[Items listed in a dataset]
##############################

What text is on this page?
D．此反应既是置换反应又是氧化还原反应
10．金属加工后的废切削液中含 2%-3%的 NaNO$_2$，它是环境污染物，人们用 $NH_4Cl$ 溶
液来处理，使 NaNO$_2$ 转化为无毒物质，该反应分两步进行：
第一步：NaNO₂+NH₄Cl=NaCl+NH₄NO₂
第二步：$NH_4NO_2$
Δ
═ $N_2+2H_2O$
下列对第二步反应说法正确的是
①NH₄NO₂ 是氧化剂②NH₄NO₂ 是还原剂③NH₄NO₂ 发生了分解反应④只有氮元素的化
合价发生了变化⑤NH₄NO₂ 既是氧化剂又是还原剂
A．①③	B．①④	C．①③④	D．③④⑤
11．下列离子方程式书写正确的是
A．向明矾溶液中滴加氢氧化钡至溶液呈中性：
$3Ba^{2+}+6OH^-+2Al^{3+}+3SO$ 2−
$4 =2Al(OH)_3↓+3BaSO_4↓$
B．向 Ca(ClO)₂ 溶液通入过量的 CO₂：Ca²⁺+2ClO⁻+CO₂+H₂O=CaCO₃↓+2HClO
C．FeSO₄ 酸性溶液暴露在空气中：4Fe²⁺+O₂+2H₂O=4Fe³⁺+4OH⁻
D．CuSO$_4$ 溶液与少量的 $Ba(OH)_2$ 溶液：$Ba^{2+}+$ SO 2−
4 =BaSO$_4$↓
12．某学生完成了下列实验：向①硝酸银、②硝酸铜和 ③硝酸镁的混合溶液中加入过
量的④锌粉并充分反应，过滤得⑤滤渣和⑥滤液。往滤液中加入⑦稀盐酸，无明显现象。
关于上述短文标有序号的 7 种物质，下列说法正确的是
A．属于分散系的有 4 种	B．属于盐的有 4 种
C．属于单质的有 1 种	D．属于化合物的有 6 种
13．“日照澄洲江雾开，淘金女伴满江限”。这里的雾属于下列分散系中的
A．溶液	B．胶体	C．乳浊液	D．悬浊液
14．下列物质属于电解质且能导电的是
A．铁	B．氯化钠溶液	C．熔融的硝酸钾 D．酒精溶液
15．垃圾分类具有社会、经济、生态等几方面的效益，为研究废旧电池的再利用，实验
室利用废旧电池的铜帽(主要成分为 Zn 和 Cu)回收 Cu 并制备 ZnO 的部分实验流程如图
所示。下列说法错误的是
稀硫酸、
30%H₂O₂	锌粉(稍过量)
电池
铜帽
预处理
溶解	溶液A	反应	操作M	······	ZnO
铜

##############################

TASK OBJECTIVE
Retype every entry word for word.

WRITTEN SOLUTION
What text is on this page?
D．此反应既是置换反应又是氧化还原反应
10．金属加工后的废切削液中含 2%-3%的 NaNO$_2$，它是环境污染物，人们用 $NH_4Cl$ 溶
液来处理，使 NaNO$_2$ 转化为无毒物质，该反应分两步进行：
第一步：NaNO₂+NH₄Cl=NaCl+NH₄NO₂
第二步：$NH_4NO_2$
Δ
═ $N_2+2H_2O$
下列对第二步反应说法正确的是
①NH₄NO₂ 是氧化剂②NH₄NO₂ 是还原剂③NH₄NO₂ 发生了分解反应④只有氮元素的化
合价发生了变化⑤NH₄NO₂ 既是氧化剂又是还原剂
A．①③	B．①④	C．①③④	D．③④⑤
11．下列离子方程式书写正确的是
A．向明矾溶液中滴加氢氧化钡至溶液呈中性：
$3Ba^{2+}+6OH^-+2Al^{3+}+3SO$ 2−
$4 =2Al(OH)_3↓+3BaSO_4↓$
B．向 Ca(ClO)₂ 溶液通入过量的 CO₂：Ca²⁺+2ClO⁻+CO₂+H₂O=CaCO₃↓+2HClO
C．FeSO₄ 酸性溶液暴露在空气中：4Fe²⁺+O₂+2H₂O=4Fe³⁺+4OH⁻
D．CuSO$_4$ 溶液与少量的 $Ba(OH)_2$ 溶液：$Ba^{2+}+$ SO 2−
4 =BaSO$_4$↓
12．某学生完成了下列实验：向①硝酸银、②硝酸铜和 ③硝酸镁的混合溶液中加入过
量的④锌粉并充分反应，过滤得⑤滤渣和⑥滤液。往滤液中加入⑦稀盐酸，无明显现象。
关于上述短文标有序号的 7 种物质，下列说法正确的是
A．属于分散系的有 4 种	B．属于盐的有 4 种
C．属于单质的有 1 种	D．属于化合物的有 6 种
13．“日照澄洲江雾开，淘金女伴满江限”。这里的雾属于下列分散系中的
A．溶液	B．胶体	C．乳浊液	D．悬浊液
14．下列物质属于电解质且能导电的是
A．铁	B．氯化钠溶液	C．熔融的硝酸钾 D．酒精溶液
15．垃圾分类具有社会、经济、生态等几方面的效益，为研究废旧电池的再利用，实验
室利用废旧电池的铜帽(主要成分为 Zn 和 Cu)回收 Cu 并制备 ZnO 的部分实验流程如图
所示。下列说法错误的是
稀硫酸、
30%H₂O₂	锌粉(稍过量)
电池
铜帽
预处理
溶解	溶液A	反应	操作M	······	ZnO
铜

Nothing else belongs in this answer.